---------- Dataset records

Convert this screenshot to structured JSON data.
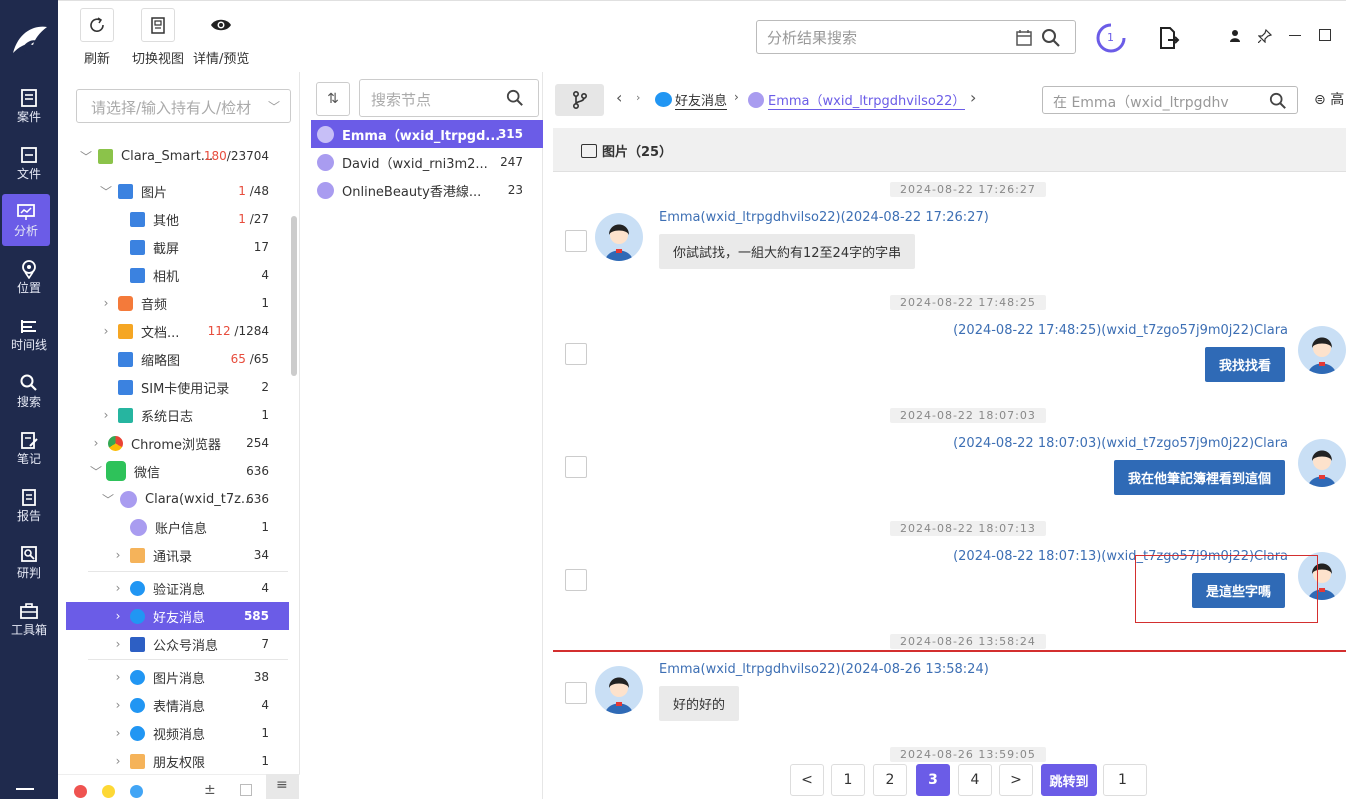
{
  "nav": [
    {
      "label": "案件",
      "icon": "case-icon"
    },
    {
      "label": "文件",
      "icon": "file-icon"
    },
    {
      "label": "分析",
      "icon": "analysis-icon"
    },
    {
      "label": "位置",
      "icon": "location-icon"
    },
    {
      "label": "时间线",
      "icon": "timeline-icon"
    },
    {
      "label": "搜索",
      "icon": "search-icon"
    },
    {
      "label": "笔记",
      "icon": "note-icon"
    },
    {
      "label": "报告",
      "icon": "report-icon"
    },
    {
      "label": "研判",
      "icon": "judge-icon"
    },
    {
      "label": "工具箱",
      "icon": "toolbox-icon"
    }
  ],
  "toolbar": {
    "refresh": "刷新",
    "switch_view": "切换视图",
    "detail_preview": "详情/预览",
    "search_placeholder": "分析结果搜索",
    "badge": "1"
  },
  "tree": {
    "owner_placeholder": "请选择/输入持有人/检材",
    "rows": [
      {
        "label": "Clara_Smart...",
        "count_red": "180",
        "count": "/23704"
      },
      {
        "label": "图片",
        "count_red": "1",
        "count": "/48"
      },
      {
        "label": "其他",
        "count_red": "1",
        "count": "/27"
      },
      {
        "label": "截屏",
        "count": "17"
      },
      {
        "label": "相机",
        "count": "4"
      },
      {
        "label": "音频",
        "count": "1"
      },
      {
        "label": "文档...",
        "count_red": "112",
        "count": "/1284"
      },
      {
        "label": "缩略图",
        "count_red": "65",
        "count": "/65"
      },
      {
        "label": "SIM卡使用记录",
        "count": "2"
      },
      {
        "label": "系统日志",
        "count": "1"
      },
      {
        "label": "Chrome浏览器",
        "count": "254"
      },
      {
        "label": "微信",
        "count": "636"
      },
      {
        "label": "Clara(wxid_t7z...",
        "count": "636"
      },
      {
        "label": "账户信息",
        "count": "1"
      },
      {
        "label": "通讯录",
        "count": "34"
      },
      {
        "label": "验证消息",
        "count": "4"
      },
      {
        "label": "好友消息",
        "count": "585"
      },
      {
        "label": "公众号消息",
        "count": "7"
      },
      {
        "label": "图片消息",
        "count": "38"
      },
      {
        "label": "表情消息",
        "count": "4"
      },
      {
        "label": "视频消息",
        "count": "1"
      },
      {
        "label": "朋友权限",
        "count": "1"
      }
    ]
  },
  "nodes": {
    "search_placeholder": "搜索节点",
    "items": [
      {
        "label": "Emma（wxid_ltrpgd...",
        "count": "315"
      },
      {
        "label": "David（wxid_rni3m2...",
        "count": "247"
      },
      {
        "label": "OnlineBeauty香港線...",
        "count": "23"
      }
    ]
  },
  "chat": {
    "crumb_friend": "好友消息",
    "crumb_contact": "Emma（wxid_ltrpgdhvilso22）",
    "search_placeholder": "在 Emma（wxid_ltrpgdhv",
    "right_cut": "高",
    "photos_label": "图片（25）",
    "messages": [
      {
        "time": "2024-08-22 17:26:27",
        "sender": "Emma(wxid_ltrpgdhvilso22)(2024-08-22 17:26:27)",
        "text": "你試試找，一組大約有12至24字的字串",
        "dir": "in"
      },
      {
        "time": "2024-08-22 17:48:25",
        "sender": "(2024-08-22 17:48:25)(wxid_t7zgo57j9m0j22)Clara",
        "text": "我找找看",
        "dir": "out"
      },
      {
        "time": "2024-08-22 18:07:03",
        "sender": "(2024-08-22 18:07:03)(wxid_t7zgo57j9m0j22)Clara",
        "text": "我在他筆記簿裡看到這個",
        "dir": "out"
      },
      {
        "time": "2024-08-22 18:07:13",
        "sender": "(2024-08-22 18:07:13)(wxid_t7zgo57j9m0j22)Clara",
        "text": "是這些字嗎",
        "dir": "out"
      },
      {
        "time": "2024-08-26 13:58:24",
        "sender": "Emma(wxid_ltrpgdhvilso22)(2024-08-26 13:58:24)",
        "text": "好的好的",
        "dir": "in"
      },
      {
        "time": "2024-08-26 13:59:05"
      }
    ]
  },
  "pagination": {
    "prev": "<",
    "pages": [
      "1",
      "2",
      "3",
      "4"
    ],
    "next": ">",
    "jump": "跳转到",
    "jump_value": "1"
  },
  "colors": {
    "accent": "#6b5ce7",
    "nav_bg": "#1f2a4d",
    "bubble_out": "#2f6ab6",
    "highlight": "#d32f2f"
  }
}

--------------------
---------- Dataset records

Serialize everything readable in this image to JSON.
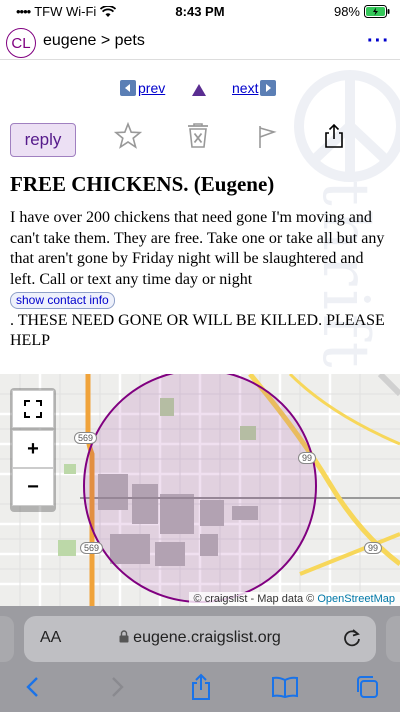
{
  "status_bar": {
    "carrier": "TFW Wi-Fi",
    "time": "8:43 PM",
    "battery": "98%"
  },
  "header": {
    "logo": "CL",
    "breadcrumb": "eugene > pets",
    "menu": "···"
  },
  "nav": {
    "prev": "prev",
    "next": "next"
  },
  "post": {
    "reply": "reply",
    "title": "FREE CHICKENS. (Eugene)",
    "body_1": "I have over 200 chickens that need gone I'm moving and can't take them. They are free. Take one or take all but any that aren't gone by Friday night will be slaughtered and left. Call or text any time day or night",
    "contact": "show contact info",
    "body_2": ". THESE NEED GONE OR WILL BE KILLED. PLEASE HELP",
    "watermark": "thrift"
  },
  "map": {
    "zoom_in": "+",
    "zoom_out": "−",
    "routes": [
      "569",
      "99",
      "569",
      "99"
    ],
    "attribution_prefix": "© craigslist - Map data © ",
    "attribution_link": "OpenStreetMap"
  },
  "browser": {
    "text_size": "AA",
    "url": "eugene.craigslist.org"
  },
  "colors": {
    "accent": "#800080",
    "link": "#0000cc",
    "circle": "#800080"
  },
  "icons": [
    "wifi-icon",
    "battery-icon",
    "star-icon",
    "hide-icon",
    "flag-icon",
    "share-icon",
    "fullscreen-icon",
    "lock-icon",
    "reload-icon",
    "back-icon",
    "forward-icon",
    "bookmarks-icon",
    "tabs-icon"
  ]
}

--------------------

For each line in the data above that contains the string "sender", extract the line.

**Solution to this exercise**
        "sender": "Emma(wxid_ltrpgdhvilso22)(2024-08-22 17:26:27)",
        "sender": "(2024-08-22 17:48:25)(wxid_t7zgo57j9m0j22)Clara",
        "sender": "(2024-08-22 18:07:03)(wxid_t7zgo57j9m0j22)Clara",
        "sender": "(2024-08-22 18:07:13)(wxid_t7zgo57j9m0j22)Clara",
        "sender": "Emma(wxid_ltrpgdhvilso22)(2024-08-26 13:58:24)",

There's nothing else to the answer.